* [DIRECTIONS] From the entries below, work out the number of lines that hold the word "mars", and give that number alone.

[Data entries]
□ □ □ □ □ □ □
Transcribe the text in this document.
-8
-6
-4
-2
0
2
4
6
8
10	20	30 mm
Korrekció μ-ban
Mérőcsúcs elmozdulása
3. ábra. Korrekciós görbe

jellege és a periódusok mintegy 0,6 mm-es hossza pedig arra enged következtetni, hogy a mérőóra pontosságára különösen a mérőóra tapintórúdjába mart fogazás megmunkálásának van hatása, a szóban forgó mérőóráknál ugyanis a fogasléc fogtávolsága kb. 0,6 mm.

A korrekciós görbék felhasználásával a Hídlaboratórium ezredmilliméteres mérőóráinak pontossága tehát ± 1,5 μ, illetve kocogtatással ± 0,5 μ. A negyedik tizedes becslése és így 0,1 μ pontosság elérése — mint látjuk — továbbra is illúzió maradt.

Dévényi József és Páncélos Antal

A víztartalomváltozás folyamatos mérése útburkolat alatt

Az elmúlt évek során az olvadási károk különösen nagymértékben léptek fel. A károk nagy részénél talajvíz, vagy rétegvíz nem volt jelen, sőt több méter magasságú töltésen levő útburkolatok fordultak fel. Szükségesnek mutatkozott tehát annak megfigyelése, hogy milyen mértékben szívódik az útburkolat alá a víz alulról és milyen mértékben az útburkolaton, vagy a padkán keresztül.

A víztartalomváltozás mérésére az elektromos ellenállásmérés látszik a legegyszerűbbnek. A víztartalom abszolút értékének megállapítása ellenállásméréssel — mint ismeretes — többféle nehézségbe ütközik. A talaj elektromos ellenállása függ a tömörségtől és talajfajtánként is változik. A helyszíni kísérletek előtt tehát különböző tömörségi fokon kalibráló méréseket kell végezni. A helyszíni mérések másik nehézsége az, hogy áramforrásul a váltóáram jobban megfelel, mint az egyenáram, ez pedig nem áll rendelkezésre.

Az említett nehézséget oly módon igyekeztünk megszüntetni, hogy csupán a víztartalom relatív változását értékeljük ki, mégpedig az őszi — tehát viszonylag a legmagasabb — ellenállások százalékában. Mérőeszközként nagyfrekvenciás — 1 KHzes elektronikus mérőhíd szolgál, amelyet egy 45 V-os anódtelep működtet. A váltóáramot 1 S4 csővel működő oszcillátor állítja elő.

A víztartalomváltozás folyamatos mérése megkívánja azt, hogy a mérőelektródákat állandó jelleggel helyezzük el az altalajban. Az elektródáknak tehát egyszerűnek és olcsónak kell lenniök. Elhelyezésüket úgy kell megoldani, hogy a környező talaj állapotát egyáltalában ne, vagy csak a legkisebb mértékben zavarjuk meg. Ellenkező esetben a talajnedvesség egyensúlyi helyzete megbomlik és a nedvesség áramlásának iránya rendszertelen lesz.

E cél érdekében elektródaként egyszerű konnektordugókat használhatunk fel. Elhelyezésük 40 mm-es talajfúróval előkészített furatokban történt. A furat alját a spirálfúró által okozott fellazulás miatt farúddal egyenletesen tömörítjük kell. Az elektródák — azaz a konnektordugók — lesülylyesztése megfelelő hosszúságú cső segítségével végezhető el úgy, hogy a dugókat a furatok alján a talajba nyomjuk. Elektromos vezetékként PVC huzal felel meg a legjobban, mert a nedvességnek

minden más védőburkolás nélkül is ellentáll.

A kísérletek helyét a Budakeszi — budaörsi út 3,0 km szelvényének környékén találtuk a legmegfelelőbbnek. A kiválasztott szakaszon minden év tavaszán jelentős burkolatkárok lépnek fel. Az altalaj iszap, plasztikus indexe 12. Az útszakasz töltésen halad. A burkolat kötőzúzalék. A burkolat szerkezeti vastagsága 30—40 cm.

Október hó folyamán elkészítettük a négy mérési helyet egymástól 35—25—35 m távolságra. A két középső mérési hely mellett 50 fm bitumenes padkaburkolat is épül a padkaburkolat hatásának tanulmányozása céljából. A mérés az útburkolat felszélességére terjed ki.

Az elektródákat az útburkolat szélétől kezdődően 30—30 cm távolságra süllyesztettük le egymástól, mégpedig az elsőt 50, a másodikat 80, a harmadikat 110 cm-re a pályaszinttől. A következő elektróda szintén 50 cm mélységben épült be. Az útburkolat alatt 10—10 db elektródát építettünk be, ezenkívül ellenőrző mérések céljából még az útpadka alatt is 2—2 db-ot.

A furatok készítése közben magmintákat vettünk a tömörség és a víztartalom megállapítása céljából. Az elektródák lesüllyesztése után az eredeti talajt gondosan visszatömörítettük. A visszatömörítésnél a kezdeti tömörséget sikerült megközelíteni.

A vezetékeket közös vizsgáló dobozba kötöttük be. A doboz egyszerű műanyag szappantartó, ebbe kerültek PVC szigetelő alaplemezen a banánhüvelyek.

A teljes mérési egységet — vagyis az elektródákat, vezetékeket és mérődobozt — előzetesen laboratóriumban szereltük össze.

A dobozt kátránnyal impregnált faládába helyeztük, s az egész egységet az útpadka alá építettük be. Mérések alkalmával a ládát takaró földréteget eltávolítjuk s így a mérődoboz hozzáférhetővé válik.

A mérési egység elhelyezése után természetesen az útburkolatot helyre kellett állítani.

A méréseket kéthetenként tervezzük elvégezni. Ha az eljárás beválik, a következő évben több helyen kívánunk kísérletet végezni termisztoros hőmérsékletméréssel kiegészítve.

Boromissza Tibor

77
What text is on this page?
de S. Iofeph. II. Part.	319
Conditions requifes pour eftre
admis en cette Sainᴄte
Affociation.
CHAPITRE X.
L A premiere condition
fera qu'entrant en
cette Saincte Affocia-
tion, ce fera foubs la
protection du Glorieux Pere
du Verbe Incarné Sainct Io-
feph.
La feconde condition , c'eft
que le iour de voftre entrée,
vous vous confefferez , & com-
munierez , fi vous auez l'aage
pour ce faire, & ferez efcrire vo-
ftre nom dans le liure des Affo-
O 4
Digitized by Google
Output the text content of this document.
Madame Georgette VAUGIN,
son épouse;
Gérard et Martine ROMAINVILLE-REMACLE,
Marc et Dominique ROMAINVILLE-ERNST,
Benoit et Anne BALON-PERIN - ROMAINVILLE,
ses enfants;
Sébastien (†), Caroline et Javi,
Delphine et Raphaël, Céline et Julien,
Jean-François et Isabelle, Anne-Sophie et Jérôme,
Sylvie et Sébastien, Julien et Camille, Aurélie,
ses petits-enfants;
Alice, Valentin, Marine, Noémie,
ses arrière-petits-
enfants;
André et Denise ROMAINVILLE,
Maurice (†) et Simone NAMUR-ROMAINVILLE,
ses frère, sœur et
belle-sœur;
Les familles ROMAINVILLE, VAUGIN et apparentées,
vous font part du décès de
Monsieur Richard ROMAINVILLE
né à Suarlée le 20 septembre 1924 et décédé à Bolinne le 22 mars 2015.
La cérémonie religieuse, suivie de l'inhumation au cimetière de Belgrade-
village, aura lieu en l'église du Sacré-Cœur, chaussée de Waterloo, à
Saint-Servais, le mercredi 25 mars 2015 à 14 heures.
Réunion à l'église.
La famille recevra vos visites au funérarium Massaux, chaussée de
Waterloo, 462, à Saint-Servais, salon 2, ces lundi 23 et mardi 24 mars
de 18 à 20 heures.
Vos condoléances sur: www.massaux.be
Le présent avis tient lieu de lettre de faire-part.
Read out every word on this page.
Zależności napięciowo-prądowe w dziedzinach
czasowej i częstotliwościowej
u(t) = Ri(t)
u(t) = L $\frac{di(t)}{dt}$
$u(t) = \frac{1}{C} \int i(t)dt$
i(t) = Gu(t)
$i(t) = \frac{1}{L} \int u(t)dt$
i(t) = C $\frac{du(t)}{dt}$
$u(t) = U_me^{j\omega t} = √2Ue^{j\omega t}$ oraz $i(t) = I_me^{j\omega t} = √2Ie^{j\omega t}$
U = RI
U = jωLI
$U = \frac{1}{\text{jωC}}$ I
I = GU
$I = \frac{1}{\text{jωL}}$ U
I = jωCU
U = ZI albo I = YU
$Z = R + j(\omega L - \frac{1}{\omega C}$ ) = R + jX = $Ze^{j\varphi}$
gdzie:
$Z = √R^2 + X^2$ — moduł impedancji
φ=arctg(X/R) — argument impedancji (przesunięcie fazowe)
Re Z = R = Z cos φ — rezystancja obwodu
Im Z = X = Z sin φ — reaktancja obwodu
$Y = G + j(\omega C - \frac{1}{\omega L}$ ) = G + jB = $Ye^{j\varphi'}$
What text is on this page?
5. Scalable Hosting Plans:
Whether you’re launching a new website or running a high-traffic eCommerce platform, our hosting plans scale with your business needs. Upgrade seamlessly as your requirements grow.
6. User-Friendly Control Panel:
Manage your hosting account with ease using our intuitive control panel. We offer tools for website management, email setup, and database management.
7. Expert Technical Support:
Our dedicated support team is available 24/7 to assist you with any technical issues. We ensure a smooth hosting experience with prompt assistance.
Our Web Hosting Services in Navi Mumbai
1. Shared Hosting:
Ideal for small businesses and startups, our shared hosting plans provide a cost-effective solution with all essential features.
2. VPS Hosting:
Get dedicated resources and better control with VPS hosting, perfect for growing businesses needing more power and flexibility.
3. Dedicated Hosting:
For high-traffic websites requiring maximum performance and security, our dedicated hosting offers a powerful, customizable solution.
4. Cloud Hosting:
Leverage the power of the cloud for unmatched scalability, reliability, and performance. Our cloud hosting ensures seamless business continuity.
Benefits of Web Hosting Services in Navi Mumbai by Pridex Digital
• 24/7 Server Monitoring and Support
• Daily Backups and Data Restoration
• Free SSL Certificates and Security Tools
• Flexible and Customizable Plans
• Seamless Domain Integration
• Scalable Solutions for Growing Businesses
□ □ □ □ □ □ □
* [RESPONSE BELOW] 3